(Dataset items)
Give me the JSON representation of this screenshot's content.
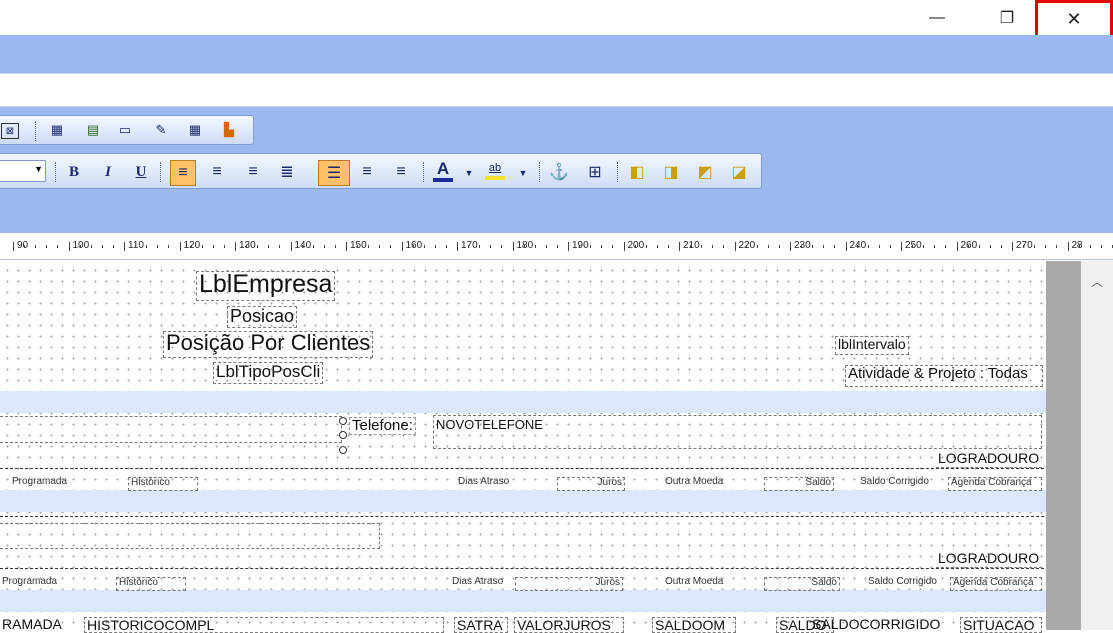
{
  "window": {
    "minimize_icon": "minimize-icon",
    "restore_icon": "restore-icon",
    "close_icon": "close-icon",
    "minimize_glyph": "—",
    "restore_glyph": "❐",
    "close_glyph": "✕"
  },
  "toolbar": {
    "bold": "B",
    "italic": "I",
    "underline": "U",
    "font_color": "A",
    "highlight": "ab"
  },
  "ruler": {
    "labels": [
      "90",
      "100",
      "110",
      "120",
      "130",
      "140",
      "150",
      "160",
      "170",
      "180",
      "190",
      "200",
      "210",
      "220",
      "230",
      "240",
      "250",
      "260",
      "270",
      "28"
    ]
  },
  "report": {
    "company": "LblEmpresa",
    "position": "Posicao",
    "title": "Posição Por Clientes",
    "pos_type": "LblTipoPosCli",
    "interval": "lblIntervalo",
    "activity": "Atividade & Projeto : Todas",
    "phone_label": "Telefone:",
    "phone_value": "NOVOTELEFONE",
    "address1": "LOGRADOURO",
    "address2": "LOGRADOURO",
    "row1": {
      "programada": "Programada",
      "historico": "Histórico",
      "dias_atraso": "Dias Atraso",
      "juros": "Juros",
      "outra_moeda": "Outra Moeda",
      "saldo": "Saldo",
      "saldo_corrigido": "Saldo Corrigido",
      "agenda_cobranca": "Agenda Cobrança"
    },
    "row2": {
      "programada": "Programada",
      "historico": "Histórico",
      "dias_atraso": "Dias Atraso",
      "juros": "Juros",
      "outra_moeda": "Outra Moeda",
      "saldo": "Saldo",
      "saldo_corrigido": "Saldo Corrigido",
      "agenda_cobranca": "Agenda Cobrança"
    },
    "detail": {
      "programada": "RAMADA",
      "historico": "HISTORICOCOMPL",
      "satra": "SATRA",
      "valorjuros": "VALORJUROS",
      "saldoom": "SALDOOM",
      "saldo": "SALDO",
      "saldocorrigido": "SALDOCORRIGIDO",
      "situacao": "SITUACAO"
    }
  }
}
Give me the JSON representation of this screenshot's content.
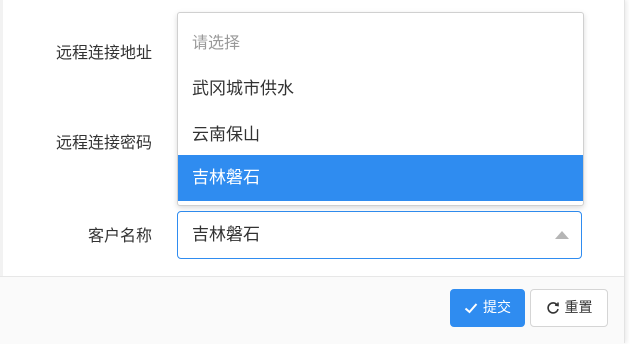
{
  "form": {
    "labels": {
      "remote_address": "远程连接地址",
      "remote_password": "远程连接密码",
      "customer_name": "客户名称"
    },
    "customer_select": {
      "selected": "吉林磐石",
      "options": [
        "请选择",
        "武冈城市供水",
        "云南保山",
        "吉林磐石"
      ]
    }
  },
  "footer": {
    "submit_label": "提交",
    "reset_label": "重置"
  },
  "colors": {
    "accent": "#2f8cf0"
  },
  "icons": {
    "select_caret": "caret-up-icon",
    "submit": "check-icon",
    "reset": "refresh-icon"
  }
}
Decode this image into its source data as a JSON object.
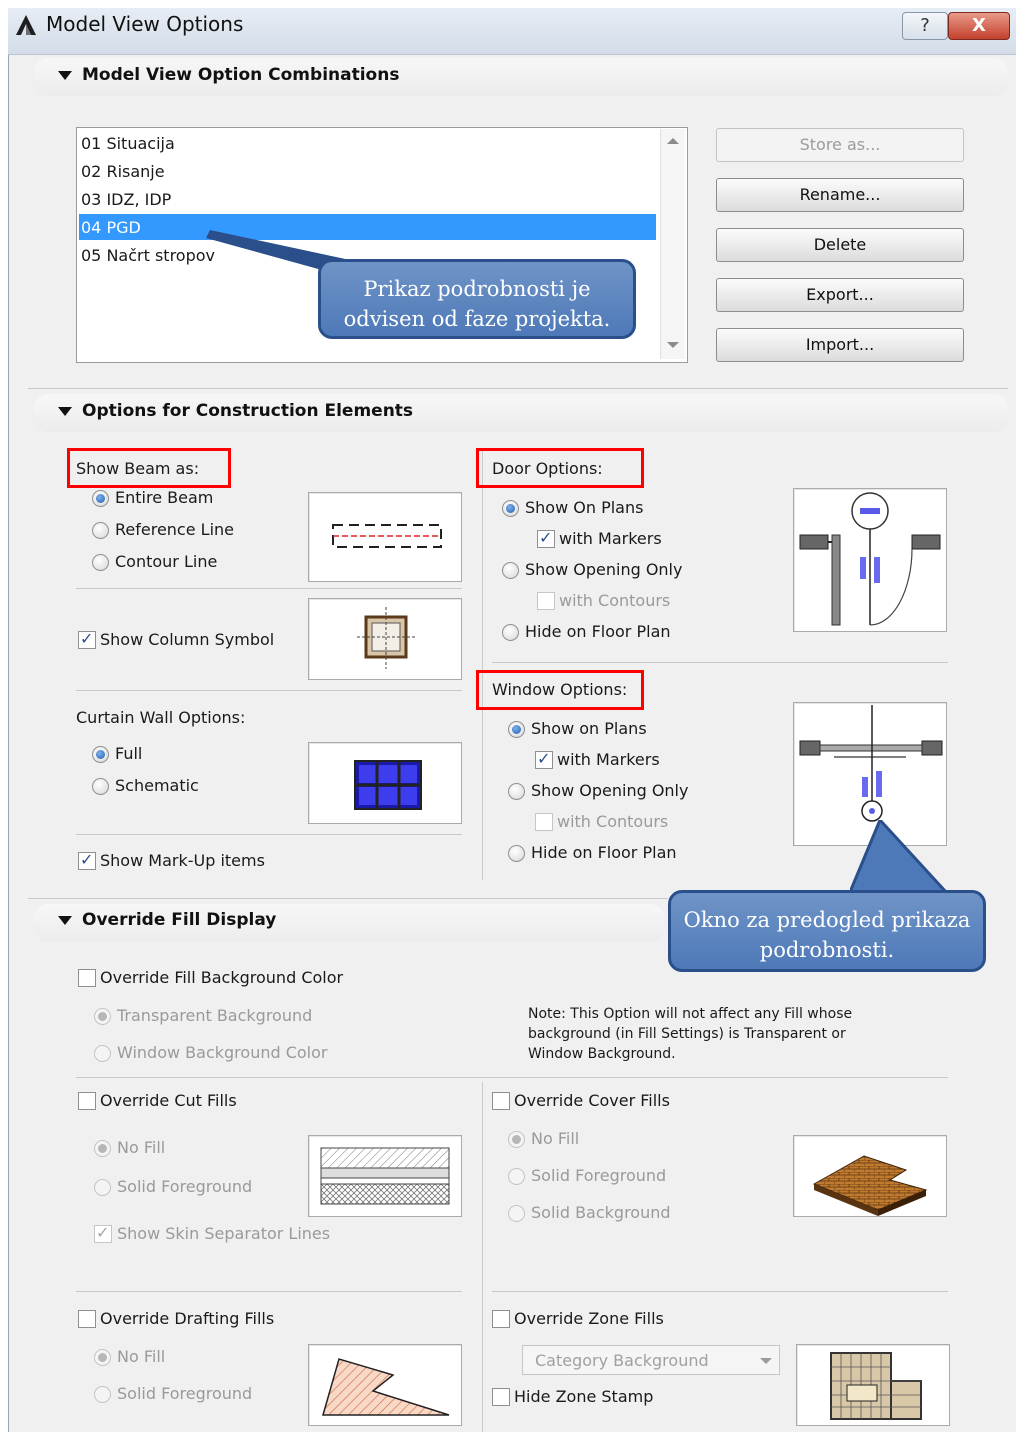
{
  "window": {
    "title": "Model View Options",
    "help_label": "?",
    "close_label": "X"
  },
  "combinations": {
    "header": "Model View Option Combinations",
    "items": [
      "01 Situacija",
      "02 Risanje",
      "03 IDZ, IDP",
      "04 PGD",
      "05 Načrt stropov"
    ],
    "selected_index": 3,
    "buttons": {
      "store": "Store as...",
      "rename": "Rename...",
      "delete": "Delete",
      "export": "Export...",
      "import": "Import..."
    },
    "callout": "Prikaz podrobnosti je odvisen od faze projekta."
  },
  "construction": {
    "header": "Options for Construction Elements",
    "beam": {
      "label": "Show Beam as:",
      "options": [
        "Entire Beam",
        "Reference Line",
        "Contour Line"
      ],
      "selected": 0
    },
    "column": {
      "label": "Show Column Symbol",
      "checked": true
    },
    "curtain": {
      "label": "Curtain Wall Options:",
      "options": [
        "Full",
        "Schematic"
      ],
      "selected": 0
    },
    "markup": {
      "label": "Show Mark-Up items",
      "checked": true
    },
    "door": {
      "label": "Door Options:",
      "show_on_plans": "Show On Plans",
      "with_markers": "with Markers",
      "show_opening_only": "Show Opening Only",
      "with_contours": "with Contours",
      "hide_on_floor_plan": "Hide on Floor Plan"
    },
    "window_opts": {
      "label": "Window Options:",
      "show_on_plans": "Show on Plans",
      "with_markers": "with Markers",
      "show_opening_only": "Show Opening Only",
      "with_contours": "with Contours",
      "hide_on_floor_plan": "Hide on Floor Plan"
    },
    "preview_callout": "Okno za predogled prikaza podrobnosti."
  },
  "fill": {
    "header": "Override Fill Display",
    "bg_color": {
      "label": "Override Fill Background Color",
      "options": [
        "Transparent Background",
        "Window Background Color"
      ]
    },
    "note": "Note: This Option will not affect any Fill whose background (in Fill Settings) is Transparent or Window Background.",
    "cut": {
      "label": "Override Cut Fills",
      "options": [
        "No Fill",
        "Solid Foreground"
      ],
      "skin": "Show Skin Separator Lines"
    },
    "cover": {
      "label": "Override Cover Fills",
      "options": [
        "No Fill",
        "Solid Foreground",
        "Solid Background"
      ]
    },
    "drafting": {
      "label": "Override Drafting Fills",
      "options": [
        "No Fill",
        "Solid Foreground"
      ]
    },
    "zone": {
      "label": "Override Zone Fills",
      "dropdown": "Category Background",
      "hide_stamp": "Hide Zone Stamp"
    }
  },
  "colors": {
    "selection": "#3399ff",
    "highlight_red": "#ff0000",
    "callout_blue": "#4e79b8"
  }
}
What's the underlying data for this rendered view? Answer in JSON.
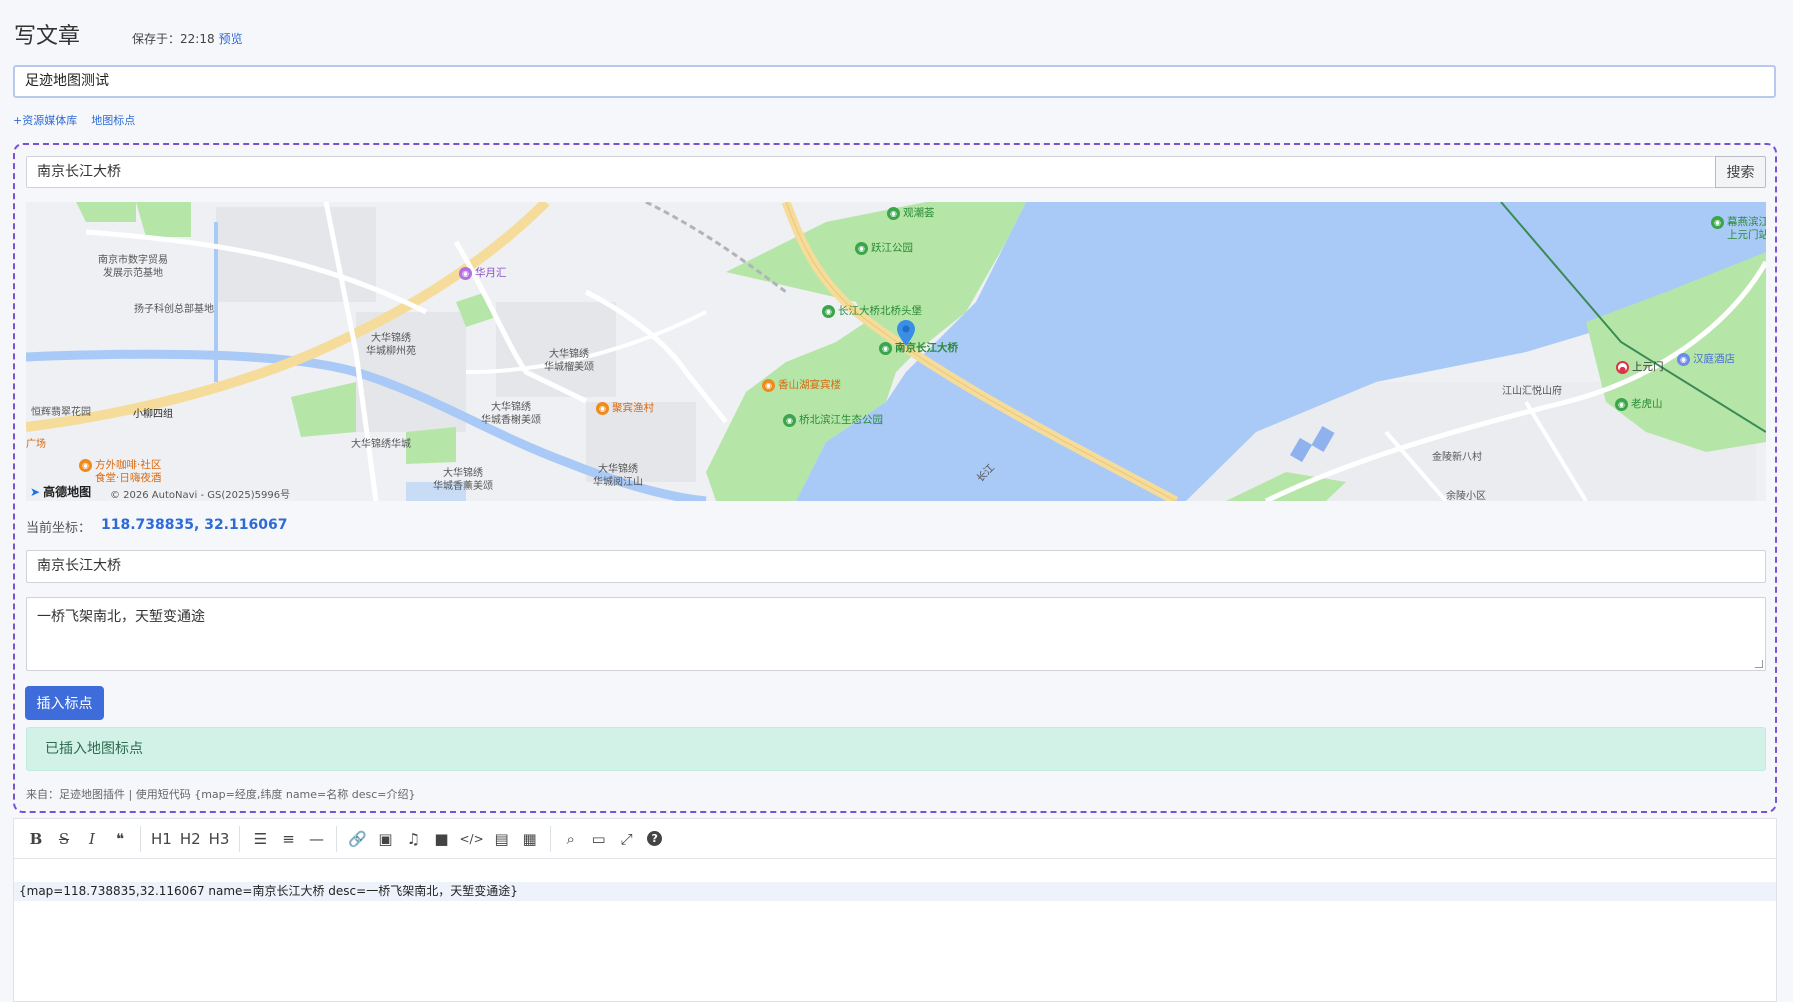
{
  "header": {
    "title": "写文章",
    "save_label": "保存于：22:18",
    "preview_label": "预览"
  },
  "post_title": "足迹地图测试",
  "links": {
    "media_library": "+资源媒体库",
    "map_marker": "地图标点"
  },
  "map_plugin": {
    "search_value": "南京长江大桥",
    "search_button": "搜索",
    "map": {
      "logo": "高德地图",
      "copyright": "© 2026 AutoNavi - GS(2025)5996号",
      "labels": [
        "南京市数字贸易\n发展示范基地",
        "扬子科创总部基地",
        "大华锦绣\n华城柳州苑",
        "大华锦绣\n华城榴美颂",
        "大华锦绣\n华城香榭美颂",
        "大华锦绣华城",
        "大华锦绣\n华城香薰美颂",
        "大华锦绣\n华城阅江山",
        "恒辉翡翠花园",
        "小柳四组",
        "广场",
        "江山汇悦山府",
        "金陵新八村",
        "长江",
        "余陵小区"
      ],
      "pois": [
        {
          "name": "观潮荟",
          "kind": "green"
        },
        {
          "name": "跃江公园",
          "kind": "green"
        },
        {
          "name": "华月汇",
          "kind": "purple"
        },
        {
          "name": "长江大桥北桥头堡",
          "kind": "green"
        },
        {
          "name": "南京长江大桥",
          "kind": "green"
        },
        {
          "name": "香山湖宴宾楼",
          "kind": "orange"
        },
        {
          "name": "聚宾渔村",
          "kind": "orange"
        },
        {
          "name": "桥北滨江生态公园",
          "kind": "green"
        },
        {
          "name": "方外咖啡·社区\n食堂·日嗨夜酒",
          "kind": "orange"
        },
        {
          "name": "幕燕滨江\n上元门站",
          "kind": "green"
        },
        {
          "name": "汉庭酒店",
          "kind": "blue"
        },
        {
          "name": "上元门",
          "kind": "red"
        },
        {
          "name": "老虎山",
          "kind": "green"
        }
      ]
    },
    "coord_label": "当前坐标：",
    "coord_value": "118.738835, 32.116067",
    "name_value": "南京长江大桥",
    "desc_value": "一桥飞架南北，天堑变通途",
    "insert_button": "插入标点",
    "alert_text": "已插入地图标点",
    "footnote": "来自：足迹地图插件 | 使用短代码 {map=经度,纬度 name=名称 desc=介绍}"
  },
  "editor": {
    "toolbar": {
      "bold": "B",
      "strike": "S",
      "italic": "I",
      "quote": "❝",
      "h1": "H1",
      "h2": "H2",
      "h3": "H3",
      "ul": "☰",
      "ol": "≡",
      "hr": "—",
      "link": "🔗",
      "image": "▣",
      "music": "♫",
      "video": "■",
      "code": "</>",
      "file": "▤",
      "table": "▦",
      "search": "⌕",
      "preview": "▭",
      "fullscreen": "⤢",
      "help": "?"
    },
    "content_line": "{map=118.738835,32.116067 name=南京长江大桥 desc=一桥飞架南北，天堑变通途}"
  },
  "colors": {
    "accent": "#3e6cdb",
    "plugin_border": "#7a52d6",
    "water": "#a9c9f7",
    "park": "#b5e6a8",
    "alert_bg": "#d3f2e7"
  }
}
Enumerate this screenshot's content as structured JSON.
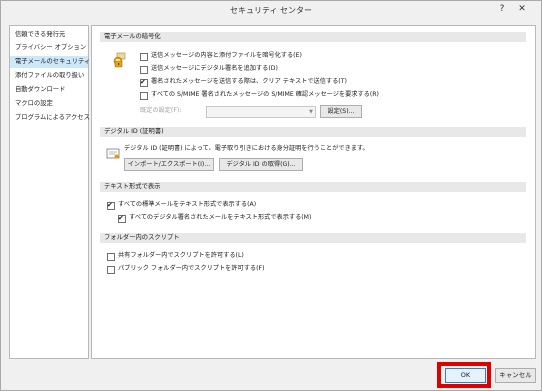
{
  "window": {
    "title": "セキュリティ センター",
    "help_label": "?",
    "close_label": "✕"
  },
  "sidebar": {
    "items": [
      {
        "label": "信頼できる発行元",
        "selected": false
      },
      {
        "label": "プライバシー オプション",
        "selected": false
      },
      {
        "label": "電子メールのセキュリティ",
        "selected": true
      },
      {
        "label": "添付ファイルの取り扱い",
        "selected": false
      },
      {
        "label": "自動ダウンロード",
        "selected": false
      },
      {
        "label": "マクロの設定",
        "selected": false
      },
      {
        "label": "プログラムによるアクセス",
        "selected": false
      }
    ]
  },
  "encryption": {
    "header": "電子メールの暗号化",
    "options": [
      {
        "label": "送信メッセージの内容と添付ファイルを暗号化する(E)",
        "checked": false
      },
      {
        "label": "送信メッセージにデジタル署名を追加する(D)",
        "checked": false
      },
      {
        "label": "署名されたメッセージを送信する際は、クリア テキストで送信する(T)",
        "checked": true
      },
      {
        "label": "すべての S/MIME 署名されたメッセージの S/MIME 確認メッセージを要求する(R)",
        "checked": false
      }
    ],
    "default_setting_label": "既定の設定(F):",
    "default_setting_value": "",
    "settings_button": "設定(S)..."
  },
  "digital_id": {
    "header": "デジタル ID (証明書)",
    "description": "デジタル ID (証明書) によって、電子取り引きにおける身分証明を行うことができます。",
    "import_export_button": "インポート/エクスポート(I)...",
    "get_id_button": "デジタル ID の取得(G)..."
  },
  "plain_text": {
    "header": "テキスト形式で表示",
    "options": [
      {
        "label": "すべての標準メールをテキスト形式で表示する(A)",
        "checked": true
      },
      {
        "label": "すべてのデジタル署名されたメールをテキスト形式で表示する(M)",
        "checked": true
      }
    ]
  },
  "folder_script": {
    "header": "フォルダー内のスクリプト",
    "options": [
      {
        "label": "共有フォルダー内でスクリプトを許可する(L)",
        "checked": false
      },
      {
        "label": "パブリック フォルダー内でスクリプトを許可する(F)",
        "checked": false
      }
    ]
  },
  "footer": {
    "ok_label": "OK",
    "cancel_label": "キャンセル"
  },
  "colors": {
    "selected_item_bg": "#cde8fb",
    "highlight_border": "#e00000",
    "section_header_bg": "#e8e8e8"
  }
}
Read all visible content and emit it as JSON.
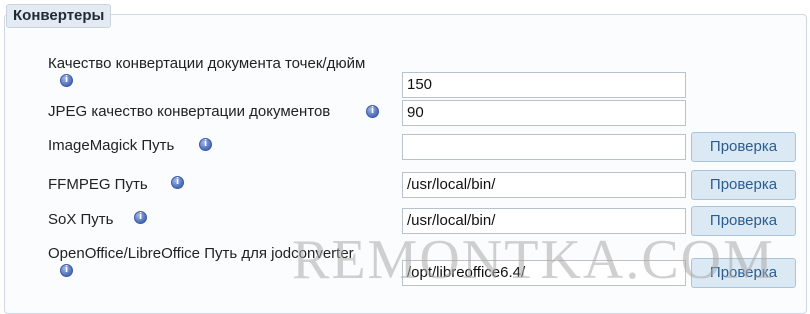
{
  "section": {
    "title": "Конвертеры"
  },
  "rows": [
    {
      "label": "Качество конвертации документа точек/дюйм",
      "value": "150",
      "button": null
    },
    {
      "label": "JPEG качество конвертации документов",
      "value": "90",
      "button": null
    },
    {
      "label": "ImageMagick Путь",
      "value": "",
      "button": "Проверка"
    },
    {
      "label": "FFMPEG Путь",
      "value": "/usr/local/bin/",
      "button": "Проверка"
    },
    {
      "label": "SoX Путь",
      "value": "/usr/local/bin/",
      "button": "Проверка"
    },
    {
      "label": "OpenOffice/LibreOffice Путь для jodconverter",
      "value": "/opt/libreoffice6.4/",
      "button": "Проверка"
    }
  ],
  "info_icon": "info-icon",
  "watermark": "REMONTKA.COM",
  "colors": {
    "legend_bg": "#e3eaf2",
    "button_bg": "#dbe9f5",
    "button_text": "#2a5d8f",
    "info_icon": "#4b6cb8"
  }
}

Work to complete
Determine how many lines in the records contain "Fills", and reply with the number only.

Written solution
4